◆ Listed records:

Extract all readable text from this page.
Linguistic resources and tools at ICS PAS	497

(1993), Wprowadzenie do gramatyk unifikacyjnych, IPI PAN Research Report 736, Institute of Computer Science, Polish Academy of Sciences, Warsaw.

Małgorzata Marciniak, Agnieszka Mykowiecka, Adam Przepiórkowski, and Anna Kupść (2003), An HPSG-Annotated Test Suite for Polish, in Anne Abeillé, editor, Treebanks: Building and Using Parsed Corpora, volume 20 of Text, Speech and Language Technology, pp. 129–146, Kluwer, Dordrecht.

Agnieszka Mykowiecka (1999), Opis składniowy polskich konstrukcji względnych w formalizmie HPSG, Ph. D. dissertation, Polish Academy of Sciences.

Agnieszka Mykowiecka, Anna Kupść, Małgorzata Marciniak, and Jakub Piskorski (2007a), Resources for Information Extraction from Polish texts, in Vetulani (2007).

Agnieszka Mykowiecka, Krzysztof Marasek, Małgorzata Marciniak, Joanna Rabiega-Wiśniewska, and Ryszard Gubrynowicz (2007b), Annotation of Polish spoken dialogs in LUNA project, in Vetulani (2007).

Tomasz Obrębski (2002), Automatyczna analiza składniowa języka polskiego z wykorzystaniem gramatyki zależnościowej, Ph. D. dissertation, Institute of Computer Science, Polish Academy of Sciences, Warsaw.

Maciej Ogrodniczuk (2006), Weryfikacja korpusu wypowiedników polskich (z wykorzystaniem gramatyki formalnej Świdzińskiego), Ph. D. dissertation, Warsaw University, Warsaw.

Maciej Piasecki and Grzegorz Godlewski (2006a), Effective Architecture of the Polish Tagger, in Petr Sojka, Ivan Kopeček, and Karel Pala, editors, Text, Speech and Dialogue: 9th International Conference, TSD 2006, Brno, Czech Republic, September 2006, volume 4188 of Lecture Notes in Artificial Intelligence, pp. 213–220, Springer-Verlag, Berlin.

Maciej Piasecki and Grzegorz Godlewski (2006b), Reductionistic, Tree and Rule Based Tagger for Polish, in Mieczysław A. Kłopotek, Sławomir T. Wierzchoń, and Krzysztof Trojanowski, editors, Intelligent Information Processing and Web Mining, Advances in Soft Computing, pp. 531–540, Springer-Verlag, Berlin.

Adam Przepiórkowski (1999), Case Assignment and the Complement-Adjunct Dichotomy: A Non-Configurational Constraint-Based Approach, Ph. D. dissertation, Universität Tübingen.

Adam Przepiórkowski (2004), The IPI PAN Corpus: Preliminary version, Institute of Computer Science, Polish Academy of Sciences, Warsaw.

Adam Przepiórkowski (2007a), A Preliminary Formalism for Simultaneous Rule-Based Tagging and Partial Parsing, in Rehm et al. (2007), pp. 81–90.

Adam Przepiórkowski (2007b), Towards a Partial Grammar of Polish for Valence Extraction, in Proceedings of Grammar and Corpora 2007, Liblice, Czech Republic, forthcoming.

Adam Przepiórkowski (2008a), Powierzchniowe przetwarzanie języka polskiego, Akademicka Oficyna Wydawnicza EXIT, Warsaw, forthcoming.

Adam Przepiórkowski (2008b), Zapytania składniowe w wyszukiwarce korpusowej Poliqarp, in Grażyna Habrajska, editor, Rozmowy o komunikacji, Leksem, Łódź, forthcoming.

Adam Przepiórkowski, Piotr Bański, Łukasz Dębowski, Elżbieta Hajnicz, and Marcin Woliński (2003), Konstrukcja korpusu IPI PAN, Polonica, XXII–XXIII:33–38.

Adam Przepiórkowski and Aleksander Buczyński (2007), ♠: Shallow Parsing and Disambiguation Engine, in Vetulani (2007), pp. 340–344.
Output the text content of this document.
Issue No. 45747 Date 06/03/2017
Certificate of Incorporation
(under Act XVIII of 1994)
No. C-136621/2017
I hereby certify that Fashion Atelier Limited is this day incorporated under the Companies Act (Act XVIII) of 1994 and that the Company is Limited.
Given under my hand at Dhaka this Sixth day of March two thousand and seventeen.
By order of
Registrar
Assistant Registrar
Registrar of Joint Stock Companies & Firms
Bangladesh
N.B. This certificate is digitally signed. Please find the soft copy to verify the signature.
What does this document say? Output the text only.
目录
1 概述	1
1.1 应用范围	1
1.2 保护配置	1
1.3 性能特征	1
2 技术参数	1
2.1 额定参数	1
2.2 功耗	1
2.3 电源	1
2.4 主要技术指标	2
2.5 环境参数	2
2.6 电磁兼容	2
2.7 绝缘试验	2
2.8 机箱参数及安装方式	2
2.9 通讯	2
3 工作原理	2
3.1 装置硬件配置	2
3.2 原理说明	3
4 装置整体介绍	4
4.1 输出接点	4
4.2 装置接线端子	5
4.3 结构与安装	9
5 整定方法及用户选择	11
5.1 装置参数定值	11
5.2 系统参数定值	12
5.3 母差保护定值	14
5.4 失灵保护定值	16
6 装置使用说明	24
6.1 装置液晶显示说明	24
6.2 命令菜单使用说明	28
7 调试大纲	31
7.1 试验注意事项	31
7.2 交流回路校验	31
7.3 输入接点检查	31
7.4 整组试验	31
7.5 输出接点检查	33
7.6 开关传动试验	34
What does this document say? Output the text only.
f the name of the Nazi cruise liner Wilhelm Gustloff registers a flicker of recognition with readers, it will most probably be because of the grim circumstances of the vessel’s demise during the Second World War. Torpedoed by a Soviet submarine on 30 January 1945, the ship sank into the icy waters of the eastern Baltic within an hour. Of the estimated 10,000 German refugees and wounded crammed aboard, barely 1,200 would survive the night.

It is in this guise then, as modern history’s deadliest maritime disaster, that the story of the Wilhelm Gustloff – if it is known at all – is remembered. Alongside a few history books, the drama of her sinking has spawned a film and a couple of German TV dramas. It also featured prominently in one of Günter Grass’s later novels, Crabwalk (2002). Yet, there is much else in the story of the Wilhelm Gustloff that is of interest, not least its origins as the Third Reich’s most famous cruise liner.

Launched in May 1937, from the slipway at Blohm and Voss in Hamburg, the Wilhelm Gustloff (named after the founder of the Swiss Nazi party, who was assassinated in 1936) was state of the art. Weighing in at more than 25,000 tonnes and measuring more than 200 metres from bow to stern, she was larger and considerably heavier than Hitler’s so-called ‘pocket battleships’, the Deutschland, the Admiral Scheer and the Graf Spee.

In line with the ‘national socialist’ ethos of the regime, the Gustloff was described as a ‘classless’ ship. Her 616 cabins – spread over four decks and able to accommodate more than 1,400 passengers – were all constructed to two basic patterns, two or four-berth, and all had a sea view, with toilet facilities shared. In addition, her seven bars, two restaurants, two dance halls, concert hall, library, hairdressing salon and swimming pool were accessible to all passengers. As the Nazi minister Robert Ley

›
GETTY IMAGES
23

◆ Description of the task:
Check every line of the material for the string "XVIII" and give the number of lines that have it, without anything else.

◆ Reply:
2